• Set task
Lines containing the string "Residue" are to be collected in full.

---

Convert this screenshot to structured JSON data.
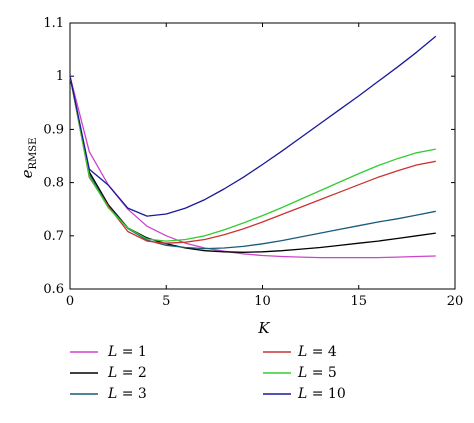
{
  "chart_data": {
    "type": "line",
    "xlabel": "K",
    "ylabel": "e",
    "ylabel_sub": "RMSE",
    "xlim": [
      0,
      20
    ],
    "ylim": [
      0.6,
      1.1
    ],
    "xticks": [
      0,
      5,
      10,
      15,
      20
    ],
    "yticks": [
      0.6,
      0.7,
      0.8,
      0.9,
      1,
      1.1
    ],
    "ytick_labels": [
      "0.6",
      "0.7",
      "0.8",
      "0.9",
      "1",
      "1.1"
    ],
    "grid": false,
    "legend_position": "below",
    "x": [
      0,
      1,
      2,
      3,
      4,
      5,
      6,
      7,
      8,
      9,
      10,
      11,
      12,
      13,
      14,
      15,
      16,
      17,
      18,
      19
    ],
    "series": [
      {
        "name": "L = 1",
        "var": "L",
        "val": "1",
        "color": "#cc44cc",
        "values": [
          1.0,
          0.858,
          0.795,
          0.75,
          0.718,
          0.7,
          0.686,
          0.677,
          0.671,
          0.666,
          0.663,
          0.661,
          0.66,
          0.659,
          0.659,
          0.659,
          0.659,
          0.66,
          0.661,
          0.662
        ]
      },
      {
        "name": "L = 2",
        "var": "L",
        "val": "2",
        "color": "#000000",
        "values": [
          1.0,
          0.82,
          0.758,
          0.715,
          0.696,
          0.685,
          0.677,
          0.672,
          0.67,
          0.669,
          0.67,
          0.672,
          0.675,
          0.678,
          0.682,
          0.686,
          0.69,
          0.695,
          0.7,
          0.705
        ]
      },
      {
        "name": "L = 3",
        "var": "L",
        "val": "3",
        "color": "#1a5a7a",
        "values": [
          1.0,
          0.815,
          0.755,
          0.714,
          0.692,
          0.682,
          0.678,
          0.676,
          0.677,
          0.68,
          0.685,
          0.691,
          0.698,
          0.705,
          0.712,
          0.719,
          0.726,
          0.732,
          0.739,
          0.746
        ]
      },
      {
        "name": "L = 4",
        "var": "L",
        "val": "4",
        "color": "#cc3333",
        "values": [
          1.0,
          0.81,
          0.755,
          0.708,
          0.69,
          0.686,
          0.688,
          0.693,
          0.702,
          0.713,
          0.726,
          0.74,
          0.754,
          0.768,
          0.782,
          0.796,
          0.81,
          0.822,
          0.833,
          0.84
        ]
      },
      {
        "name": "L = 5",
        "var": "L",
        "val": "5",
        "color": "#33cc33",
        "values": [
          1.0,
          0.812,
          0.752,
          0.715,
          0.694,
          0.69,
          0.693,
          0.7,
          0.711,
          0.724,
          0.738,
          0.753,
          0.769,
          0.785,
          0.801,
          0.817,
          0.832,
          0.845,
          0.856,
          0.863
        ]
      },
      {
        "name": "L = 10",
        "var": "L",
        "val": "10",
        "color": "#1a1a99",
        "values": [
          1.0,
          0.825,
          0.795,
          0.752,
          0.737,
          0.741,
          0.752,
          0.768,
          0.788,
          0.81,
          0.834,
          0.859,
          0.885,
          0.911,
          0.937,
          0.963,
          0.99,
          1.017,
          1.045,
          1.075
        ]
      }
    ]
  }
}
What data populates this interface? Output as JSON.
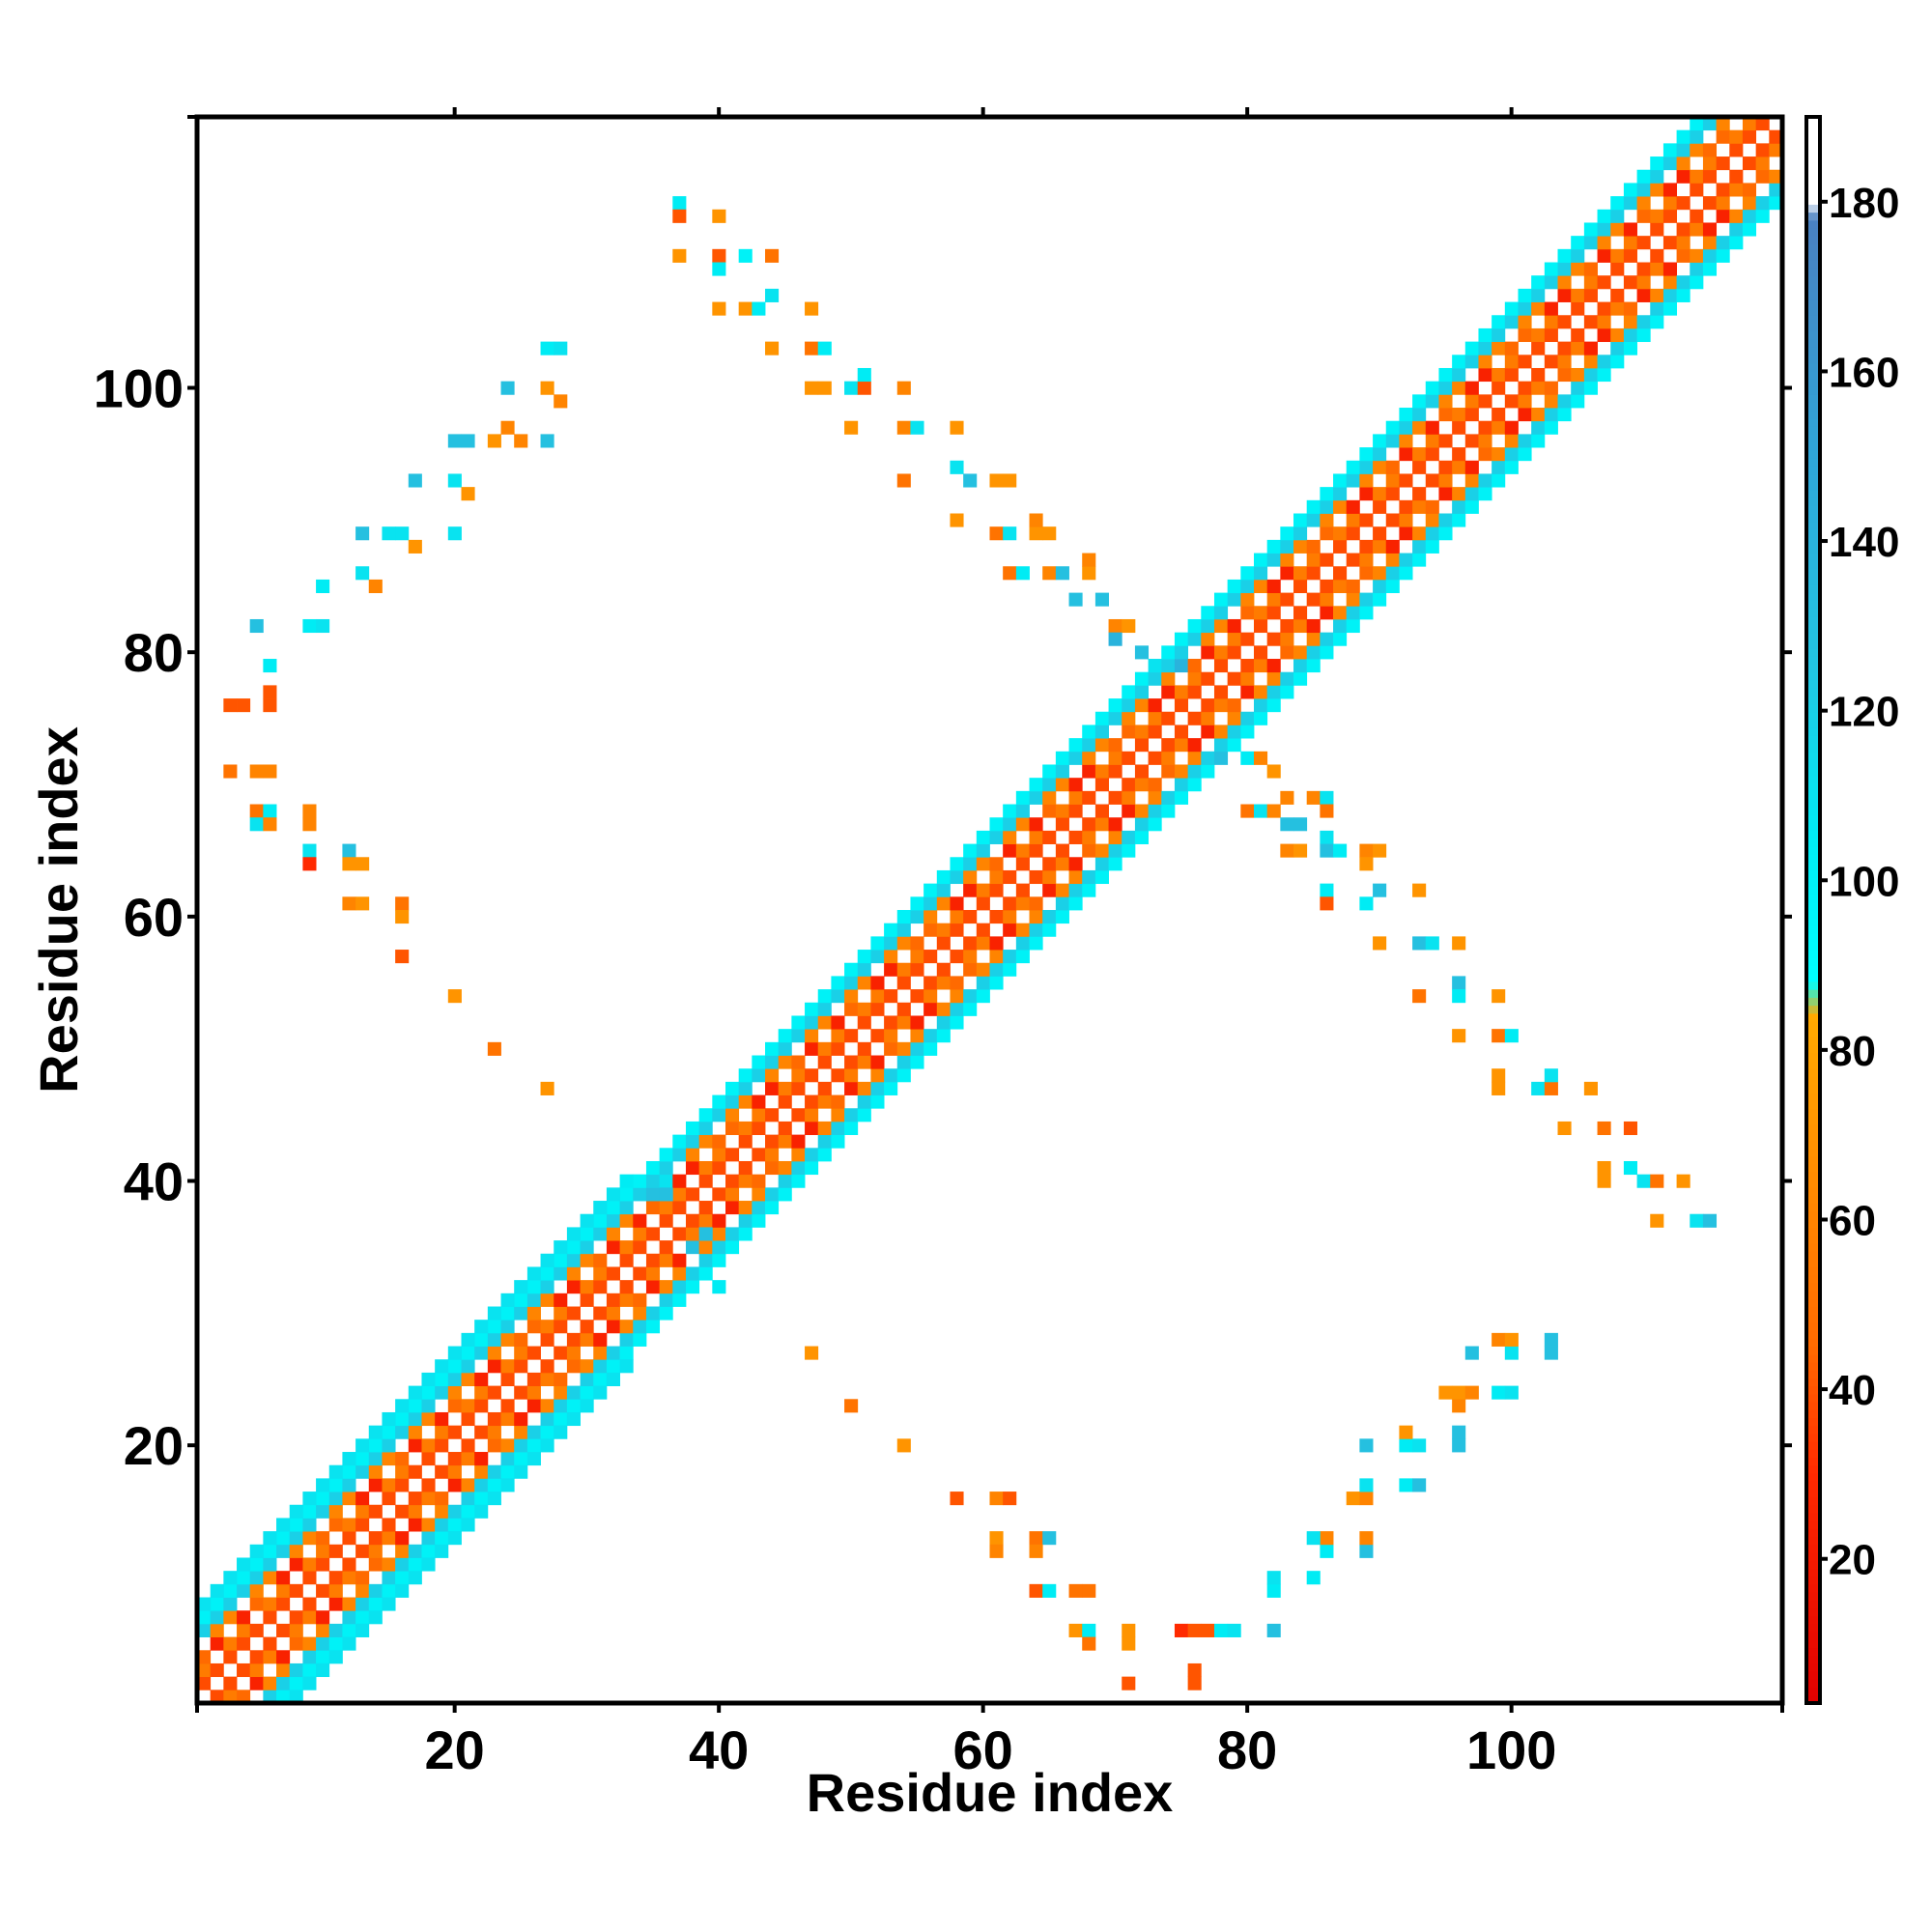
{
  "chart_data": {
    "type": "heatmap",
    "title": "",
    "xlabel": "Residue index",
    "ylabel": "Residue index",
    "xlim": [
      1,
      120
    ],
    "ylim": [
      1,
      120
    ],
    "x_ticks": [
      20,
      40,
      60,
      80,
      100
    ],
    "y_ticks": [
      20,
      40,
      60,
      80,
      100
    ],
    "colorbar": {
      "range": [
        3,
        190
      ],
      "ticks": [
        20,
        40,
        60,
        80,
        100,
        120,
        140,
        160,
        180
      ]
    },
    "colors": {
      "very_close": "#ff2200",
      "close": "#ff6a00",
      "mid": "#ffa200",
      "far": "#00e5f0",
      "farther": "#29b4dd",
      "farthest": "#4b7fc0",
      "frame": "#000000"
    },
    "diagonal_bands": [
      {
        "x_start": 1,
        "x_end": 120,
        "half_width": 6
      },
      {
        "x_start": 1,
        "x_end": 33,
        "half_width": 7
      },
      {
        "x_start": 40,
        "x_end": 70,
        "half_width": 6
      },
      {
        "x_start": 80,
        "x_end": 120,
        "half_width": 6
      }
    ],
    "contacts": [
      [
        37,
        114,
        105
      ],
      [
        37,
        113,
        40
      ],
      [
        40,
        113,
        70
      ],
      [
        37,
        110,
        70
      ],
      [
        40,
        110,
        40
      ],
      [
        42,
        110,
        100
      ],
      [
        40,
        109,
        105
      ],
      [
        44,
        110,
        50
      ],
      [
        40,
        106,
        70
      ],
      [
        42,
        106,
        70
      ],
      [
        43,
        106,
        105
      ],
      [
        44,
        107,
        110
      ],
      [
        47,
        106,
        70
      ],
      [
        44,
        103,
        70
      ],
      [
        47,
        103,
        50
      ],
      [
        48,
        103,
        105
      ],
      [
        47,
        100,
        70
      ],
      [
        48,
        100,
        70
      ],
      [
        50,
        100,
        110
      ],
      [
        51,
        100,
        40
      ],
      [
        51,
        101,
        105
      ],
      [
        54,
        100,
        60
      ],
      [
        50,
        97,
        70
      ],
      [
        54,
        97,
        60
      ],
      [
        55,
        97,
        110
      ],
      [
        58,
        97,
        70
      ],
      [
        54,
        93,
        50
      ],
      [
        58,
        94,
        110
      ],
      [
        59,
        93,
        130
      ],
      [
        61,
        93,
        70
      ],
      [
        62,
        93,
        70
      ],
      [
        58,
        90,
        70
      ],
      [
        61,
        89,
        50
      ],
      [
        62,
        89,
        110
      ],
      [
        64,
        89,
        70
      ],
      [
        64,
        90,
        60
      ],
      [
        65,
        89,
        70
      ],
      [
        62,
        86,
        50
      ],
      [
        63,
        86,
        105
      ],
      [
        65,
        86,
        60
      ],
      [
        66,
        86,
        130
      ],
      [
        68,
        86,
        70
      ],
      [
        68,
        87,
        60
      ],
      [
        67,
        84,
        130
      ],
      [
        69,
        84,
        130
      ],
      [
        70,
        82,
        60
      ],
      [
        71,
        82,
        70
      ],
      [
        70,
        81,
        140
      ],
      [
        72,
        80,
        130
      ],
      [
        73,
        79,
        110
      ],
      [
        75,
        79,
        140
      ],
      [
        3,
        76,
        40
      ],
      [
        4,
        76,
        40
      ],
      [
        6,
        76,
        40
      ],
      [
        6,
        77,
        40
      ],
      [
        6,
        79,
        105
      ],
      [
        5,
        82,
        130
      ],
      [
        9,
        82,
        105
      ],
      [
        10,
        82,
        110
      ],
      [
        10,
        85,
        105
      ],
      [
        13,
        86,
        110
      ],
      [
        14,
        85,
        60
      ],
      [
        13,
        89,
        130
      ],
      [
        15,
        89,
        110
      ],
      [
        16,
        89,
        110
      ],
      [
        17,
        88,
        70
      ],
      [
        20,
        89,
        110
      ],
      [
        17,
        93,
        130
      ],
      [
        20,
        93,
        110
      ],
      [
        21,
        92,
        70
      ],
      [
        20,
        96,
        130
      ],
      [
        21,
        96,
        130
      ],
      [
        23,
        96,
        70
      ],
      [
        24,
        97,
        60
      ],
      [
        25,
        96,
        60
      ],
      [
        24,
        100,
        130
      ],
      [
        27,
        100,
        70
      ],
      [
        28,
        99,
        60
      ],
      [
        27,
        96,
        130
      ],
      [
        27,
        103,
        105
      ],
      [
        28,
        103,
        110
      ],
      [
        3,
        71,
        50
      ],
      [
        5,
        71,
        60
      ],
      [
        6,
        71,
        60
      ],
      [
        5,
        68,
        50
      ],
      [
        6,
        68,
        105
      ],
      [
        9,
        68,
        60
      ],
      [
        5,
        67,
        110
      ],
      [
        6,
        67,
        60
      ],
      [
        9,
        67,
        60
      ],
      [
        9,
        65,
        110
      ],
      [
        9,
        64,
        30
      ],
      [
        12,
        65,
        130
      ],
      [
        12,
        64,
        70
      ],
      [
        13,
        64,
        70
      ],
      [
        12,
        61,
        60
      ],
      [
        13,
        61,
        70
      ],
      [
        16,
        61,
        50
      ],
      [
        16,
        60,
        70
      ],
      [
        16,
        57,
        40
      ],
      [
        20,
        54,
        70
      ],
      [
        23,
        50,
        50
      ],
      [
        27,
        47,
        70
      ],
      [
        78,
        72,
        130
      ],
      [
        80,
        72,
        105
      ],
      [
        81,
        72,
        60
      ],
      [
        82,
        71,
        70
      ],
      [
        80,
        68,
        50
      ],
      [
        81,
        68,
        110
      ],
      [
        82,
        68,
        60
      ],
      [
        83,
        69,
        60
      ],
      [
        83,
        67,
        130
      ],
      [
        84,
        67,
        130
      ],
      [
        85,
        69,
        60
      ],
      [
        86,
        69,
        110
      ],
      [
        86,
        68,
        50
      ],
      [
        86,
        66,
        110
      ],
      [
        86,
        65,
        130
      ],
      [
        87,
        65,
        105
      ],
      [
        83,
        65,
        60
      ],
      [
        84,
        65,
        70
      ],
      [
        89,
        65,
        60
      ],
      [
        90,
        65,
        70
      ],
      [
        89,
        64,
        70
      ],
      [
        86,
        62,
        105
      ],
      [
        86,
        61,
        40
      ],
      [
        89,
        61,
        105
      ],
      [
        90,
        62,
        130
      ],
      [
        93,
        62,
        70
      ],
      [
        90,
        58,
        70
      ],
      [
        93,
        58,
        130
      ],
      [
        94,
        58,
        110
      ],
      [
        96,
        58,
        70
      ],
      [
        93,
        54,
        50
      ],
      [
        96,
        55,
        130
      ],
      [
        96,
        54,
        105
      ],
      [
        99,
        54,
        70
      ],
      [
        96,
        51,
        70
      ],
      [
        99,
        51,
        50
      ],
      [
        100,
        51,
        105
      ],
      [
        99,
        48,
        70
      ],
      [
        99,
        47,
        70
      ],
      [
        102,
        47,
        110
      ],
      [
        103,
        47,
        50
      ],
      [
        103,
        48,
        110
      ],
      [
        106,
        47,
        70
      ],
      [
        104,
        44,
        70
      ],
      [
        107,
        44,
        50
      ],
      [
        109,
        44,
        40
      ],
      [
        107,
        41,
        70
      ],
      [
        107,
        40,
        70
      ],
      [
        109,
        41,
        105
      ],
      [
        110,
        40,
        110
      ],
      [
        111,
        40,
        50
      ],
      [
        113,
        40,
        70
      ],
      [
        111,
        37,
        70
      ],
      [
        114,
        37,
        110
      ],
      [
        115,
        37,
        130
      ],
      [
        36,
        40,
        110
      ],
      [
        33,
        40,
        105
      ],
      [
        40,
        32,
        105
      ],
      [
        39,
        36,
        130
      ],
      [
        38,
        35,
        130
      ],
      [
        36,
        39,
        130
      ],
      [
        35,
        39,
        130
      ],
      [
        47,
        27,
        70
      ],
      [
        50,
        23,
        50
      ],
      [
        54,
        20,
        70
      ],
      [
        58,
        16,
        40
      ],
      [
        61,
        16,
        60
      ],
      [
        62,
        16,
        40
      ],
      [
        61,
        13,
        70
      ],
      [
        61,
        12,
        60
      ],
      [
        64,
        13,
        50
      ],
      [
        65,
        13,
        130
      ],
      [
        64,
        12,
        60
      ],
      [
        64,
        9,
        40
      ],
      [
        65,
        9,
        105
      ],
      [
        67,
        9,
        50
      ],
      [
        68,
        9,
        50
      ],
      [
        67,
        6,
        70
      ],
      [
        68,
        6,
        105
      ],
      [
        68,
        5,
        50
      ],
      [
        71,
        6,
        70
      ],
      [
        71,
        5,
        70
      ],
      [
        71,
        2,
        40
      ],
      [
        76,
        3,
        40
      ],
      [
        76,
        2,
        40
      ],
      [
        75,
        6,
        30
      ],
      [
        76,
        6,
        40
      ],
      [
        77,
        6,
        40
      ],
      [
        78,
        6,
        105
      ],
      [
        79,
        6,
        110
      ],
      [
        82,
        6,
        130
      ],
      [
        82,
        9,
        105
      ],
      [
        82,
        10,
        110
      ],
      [
        85,
        10,
        105
      ],
      [
        86,
        12,
        105
      ],
      [
        86,
        13,
        60
      ],
      [
        85,
        13,
        110
      ],
      [
        89,
        12,
        130
      ],
      [
        89,
        13,
        60
      ],
      [
        88,
        16,
        70
      ],
      [
        89,
        16,
        60
      ],
      [
        89,
        17,
        110
      ],
      [
        89,
        20,
        130
      ],
      [
        92,
        17,
        105
      ],
      [
        93,
        17,
        130
      ],
      [
        92,
        20,
        105
      ],
      [
        92,
        21,
        70
      ],
      [
        93,
        20,
        110
      ],
      [
        96,
        20,
        130
      ],
      [
        96,
        21,
        130
      ],
      [
        96,
        23,
        60
      ],
      [
        96,
        24,
        70
      ],
      [
        97,
        24,
        60
      ],
      [
        95,
        24,
        70
      ],
      [
        97,
        27,
        130
      ],
      [
        99,
        24,
        105
      ],
      [
        100,
        24,
        110
      ],
      [
        100,
        27,
        110
      ],
      [
        99,
        28,
        60
      ],
      [
        100,
        28,
        70
      ],
      [
        103,
        27,
        130
      ],
      [
        103,
        28,
        130
      ]
    ]
  }
}
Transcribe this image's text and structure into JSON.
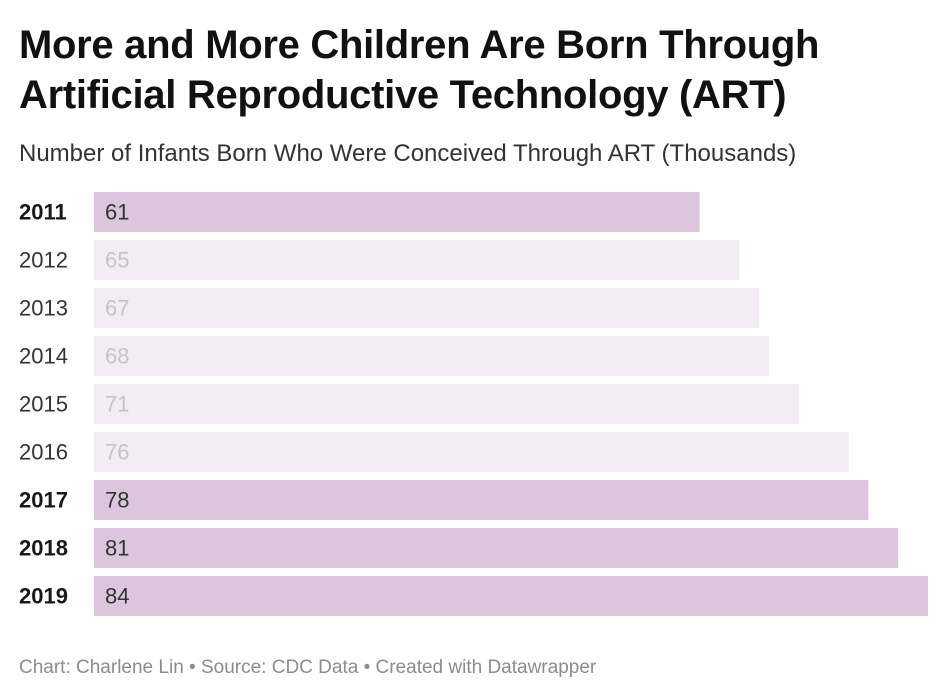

---

• Response for this exercise
    "xlabel": "Residue index",
    "ylabel": "Residue index",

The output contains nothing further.